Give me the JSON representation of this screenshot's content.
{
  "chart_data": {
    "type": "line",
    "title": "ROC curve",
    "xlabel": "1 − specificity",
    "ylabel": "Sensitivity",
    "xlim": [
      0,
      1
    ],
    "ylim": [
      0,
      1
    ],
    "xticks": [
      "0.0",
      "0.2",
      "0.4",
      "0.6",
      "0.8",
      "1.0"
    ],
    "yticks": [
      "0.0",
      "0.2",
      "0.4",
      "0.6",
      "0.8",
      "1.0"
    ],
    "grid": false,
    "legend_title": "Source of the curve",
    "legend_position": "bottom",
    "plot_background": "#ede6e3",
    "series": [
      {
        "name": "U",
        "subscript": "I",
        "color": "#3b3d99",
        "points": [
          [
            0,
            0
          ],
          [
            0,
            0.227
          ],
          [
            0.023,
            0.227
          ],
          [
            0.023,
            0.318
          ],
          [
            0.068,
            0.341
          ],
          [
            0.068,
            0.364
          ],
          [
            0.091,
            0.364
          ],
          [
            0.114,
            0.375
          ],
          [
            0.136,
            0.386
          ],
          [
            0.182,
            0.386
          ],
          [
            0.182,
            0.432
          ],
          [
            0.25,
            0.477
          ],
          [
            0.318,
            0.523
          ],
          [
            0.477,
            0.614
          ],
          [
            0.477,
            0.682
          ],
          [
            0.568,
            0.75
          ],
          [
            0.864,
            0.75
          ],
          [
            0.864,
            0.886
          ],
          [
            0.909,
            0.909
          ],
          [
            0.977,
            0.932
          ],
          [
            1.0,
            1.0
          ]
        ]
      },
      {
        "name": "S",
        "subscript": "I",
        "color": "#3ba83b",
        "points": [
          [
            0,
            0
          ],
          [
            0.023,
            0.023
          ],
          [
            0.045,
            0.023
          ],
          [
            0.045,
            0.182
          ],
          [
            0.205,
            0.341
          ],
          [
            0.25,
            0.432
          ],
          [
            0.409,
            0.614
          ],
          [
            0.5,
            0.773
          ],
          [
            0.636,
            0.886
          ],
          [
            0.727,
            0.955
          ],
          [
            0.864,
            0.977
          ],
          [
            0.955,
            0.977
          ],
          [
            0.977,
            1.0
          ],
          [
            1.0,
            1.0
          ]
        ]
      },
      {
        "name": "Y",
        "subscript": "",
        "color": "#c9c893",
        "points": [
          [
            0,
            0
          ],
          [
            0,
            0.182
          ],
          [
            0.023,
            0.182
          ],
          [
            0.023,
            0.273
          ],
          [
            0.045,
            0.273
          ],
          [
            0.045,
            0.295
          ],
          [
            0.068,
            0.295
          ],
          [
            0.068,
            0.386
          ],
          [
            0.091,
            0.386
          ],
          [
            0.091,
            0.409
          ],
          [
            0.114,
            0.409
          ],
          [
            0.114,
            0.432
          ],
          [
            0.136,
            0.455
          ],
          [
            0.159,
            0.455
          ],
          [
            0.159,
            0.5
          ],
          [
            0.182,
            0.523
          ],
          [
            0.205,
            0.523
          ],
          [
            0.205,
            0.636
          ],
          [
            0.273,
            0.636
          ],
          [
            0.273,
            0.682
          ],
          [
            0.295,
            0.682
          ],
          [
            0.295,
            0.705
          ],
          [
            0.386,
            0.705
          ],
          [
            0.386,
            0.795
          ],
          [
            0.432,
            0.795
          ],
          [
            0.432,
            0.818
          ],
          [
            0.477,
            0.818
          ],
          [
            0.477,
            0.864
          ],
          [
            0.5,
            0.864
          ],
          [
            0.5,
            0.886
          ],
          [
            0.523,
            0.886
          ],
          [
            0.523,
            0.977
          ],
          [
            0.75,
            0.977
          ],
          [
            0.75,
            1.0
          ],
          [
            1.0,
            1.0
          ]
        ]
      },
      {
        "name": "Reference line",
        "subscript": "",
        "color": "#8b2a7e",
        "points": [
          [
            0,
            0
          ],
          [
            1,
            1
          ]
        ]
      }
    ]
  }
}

----------

Please repeat the material above, word for word and in full.

Give me the JSON representation of this screenshot's content.
{
  "chart_data": {
    "type": "line",
    "title": "ROC curve",
    "xlabel": "1 − specificity",
    "ylabel": "Sensitivity",
    "xlim": [
      0,
      1
    ],
    "ylim": [
      0,
      1
    ],
    "xticks": [
      "0.0",
      "0.2",
      "0.4",
      "0.6",
      "0.8",
      "1.0"
    ],
    "yticks": [
      "0.0",
      "0.2",
      "0.4",
      "0.6",
      "0.8",
      "1.0"
    ],
    "grid": false,
    "legend_title": "Source of the curve",
    "legend_position": "bottom",
    "plot_background": "#ede6e3",
    "series": [
      {
        "name": "U",
        "subscript": "I",
        "color": "#3b3d99",
        "points": [
          [
            0,
            0
          ],
          [
            0,
            0.227
          ],
          [
            0.023,
            0.227
          ],
          [
            0.023,
            0.318
          ],
          [
            0.068,
            0.341
          ],
          [
            0.068,
            0.364
          ],
          [
            0.091,
            0.364
          ],
          [
            0.114,
            0.375
          ],
          [
            0.136,
            0.386
          ],
          [
            0.182,
            0.386
          ],
          [
            0.182,
            0.432
          ],
          [
            0.25,
            0.477
          ],
          [
            0.318,
            0.523
          ],
          [
            0.477,
            0.614
          ],
          [
            0.477,
            0.682
          ],
          [
            0.568,
            0.75
          ],
          [
            0.864,
            0.75
          ],
          [
            0.864,
            0.886
          ],
          [
            0.909,
            0.909
          ],
          [
            0.977,
            0.932
          ],
          [
            1.0,
            1.0
          ]
        ]
      },
      {
        "name": "S",
        "subscript": "I",
        "color": "#3ba83b",
        "points": [
          [
            0,
            0
          ],
          [
            0.023,
            0.023
          ],
          [
            0.045,
            0.023
          ],
          [
            0.045,
            0.182
          ],
          [
            0.205,
            0.341
          ],
          [
            0.25,
            0.432
          ],
          [
            0.409,
            0.614
          ],
          [
            0.5,
            0.773
          ],
          [
            0.636,
            0.886
          ],
          [
            0.727,
            0.955
          ],
          [
            0.864,
            0.977
          ],
          [
            0.955,
            0.977
          ],
          [
            0.977,
            1.0
          ],
          [
            1.0,
            1.0
          ]
        ]
      },
      {
        "name": "Y",
        "subscript": "",
        "color": "#c9c893",
        "points": [
          [
            0,
            0
          ],
          [
            0,
            0.182
          ],
          [
            0.023,
            0.182
          ],
          [
            0.023,
            0.273
          ],
          [
            0.045,
            0.273
          ],
          [
            0.045,
            0.295
          ],
          [
            0.068,
            0.295
          ],
          [
            0.068,
            0.386
          ],
          [
            0.091,
            0.386
          ],
          [
            0.091,
            0.409
          ],
          [
            0.114,
            0.409
          ],
          [
            0.114,
            0.432
          ],
          [
            0.136,
            0.455
          ],
          [
            0.159,
            0.455
          ],
          [
            0.159,
            0.5
          ],
          [
            0.182,
            0.523
          ],
          [
            0.205,
            0.523
          ],
          [
            0.205,
            0.636
          ],
          [
            0.273,
            0.636
          ],
          [
            0.273,
            0.682
          ],
          [
            0.295,
            0.682
          ],
          [
            0.295,
            0.705
          ],
          [
            0.386,
            0.705
          ],
          [
            0.386,
            0.795
          ],
          [
            0.432,
            0.795
          ],
          [
            0.432,
            0.818
          ],
          [
            0.477,
            0.818
          ],
          [
            0.477,
            0.864
          ],
          [
            0.5,
            0.864
          ],
          [
            0.5,
            0.886
          ],
          [
            0.523,
            0.886
          ],
          [
            0.523,
            0.977
          ],
          [
            0.75,
            0.977
          ],
          [
            0.75,
            1.0
          ],
          [
            1.0,
            1.0
          ]
        ]
      },
      {
        "name": "Reference line",
        "subscript": "",
        "color": "#8b2a7e",
        "points": [
          [
            0,
            0
          ],
          [
            1,
            1
          ]
        ]
      }
    ]
  }
}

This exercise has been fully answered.